*PROBLEM TO WORK ON*.
Copy out every line of the records where the string "growth" occurs.

*RECORDS FOR THE TASK*.

__________

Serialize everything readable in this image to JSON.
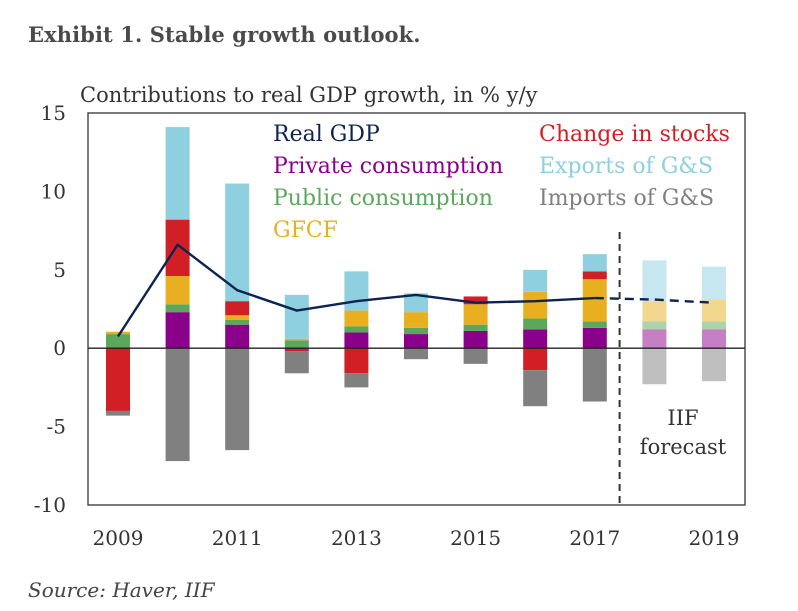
{
  "exhibit_title": "Exhibit 1. Stable growth outlook.",
  "source": "Source: Haver, IIF",
  "chart_data": {
    "type": "bar",
    "subtitle": "Contributions to real GDP growth, in % y/y",
    "ylim": [
      -10,
      15
    ],
    "yticks": [
      15,
      10,
      5,
      0,
      -5,
      -10
    ],
    "ytick_labels": [
      "15",
      "10",
      "5",
      "0",
      "-5",
      "-10"
    ],
    "categories": [
      "2009",
      "2010",
      "2011",
      "2012",
      "2013",
      "2014",
      "2015",
      "2016",
      "2017",
      "2018",
      "2019"
    ],
    "xtick_labels": [
      "2009",
      "",
      "2011",
      "",
      "2013",
      "",
      "2015",
      "",
      "2017",
      "",
      "2019"
    ],
    "forecast_from": "2018",
    "forecast_label_line1": "IIF",
    "forecast_label_line2": "forecast",
    "series": [
      {
        "name": "Private consumption",
        "color": "#8B008B",
        "values": [
          0.0,
          2.3,
          1.5,
          -0.1,
          1.0,
          0.9,
          1.1,
          1.2,
          1.3,
          1.2,
          1.2
        ]
      },
      {
        "name": "Public consumption",
        "color": "#5BA85B",
        "values": [
          0.9,
          0.5,
          0.3,
          0.5,
          0.4,
          0.4,
          0.4,
          0.7,
          0.4,
          0.5,
          0.5
        ]
      },
      {
        "name": "GFCF",
        "color": "#E8B020",
        "values": [
          0.15,
          1.8,
          0.3,
          0.1,
          1.0,
          1.0,
          1.3,
          1.7,
          2.7,
          1.3,
          1.4
        ]
      },
      {
        "name": "Change in stocks",
        "color": "#D21F25",
        "values": [
          -4.0,
          3.6,
          0.9,
          -0.1,
          -1.6,
          0.0,
          0.5,
          -1.4,
          0.5,
          0.0,
          0.0
        ]
      },
      {
        "name": "Exports of G&S",
        "color": "#8ECFE0",
        "values": [
          0.0,
          5.9,
          7.5,
          2.8,
          2.5,
          1.2,
          0.0,
          1.4,
          1.1,
          2.6,
          2.1
        ]
      },
      {
        "name": "Imports of G&S",
        "color": "#808080",
        "values": [
          -0.3,
          -7.2,
          -6.5,
          -1.4,
          -0.9,
          -0.7,
          -1.0,
          -2.3,
          -3.4,
          -2.3,
          -2.1
        ]
      }
    ],
    "line": {
      "name": "Real GDP",
      "color": "#0F2350",
      "values": [
        0.75,
        6.6,
        3.7,
        2.4,
        3.0,
        3.4,
        2.9,
        3.0,
        3.2,
        3.1,
        2.9
      ]
    },
    "legend": {
      "left": [
        "Real GDP",
        "Private consumption",
        "Public consumption",
        "GFCF"
      ],
      "right": [
        "Change in stocks",
        "Exports of G&S",
        "Imports of G&S"
      ],
      "colors": {
        "Real GDP": "#0F2350",
        "Private consumption": "#8B008B",
        "Public consumption": "#5BA85B",
        "GFCF": "#E8B020",
        "Change in stocks": "#D21F25",
        "Exports of G&S": "#8ECFE0",
        "Imports of G&S": "#808080"
      }
    }
  }
}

__________

*THE OUTPUT*.
  "exhibit_title": "Exhibit 1. Stable growth outlook.",
    "subtitle": "Contributions to real GDP growth, in % y/y",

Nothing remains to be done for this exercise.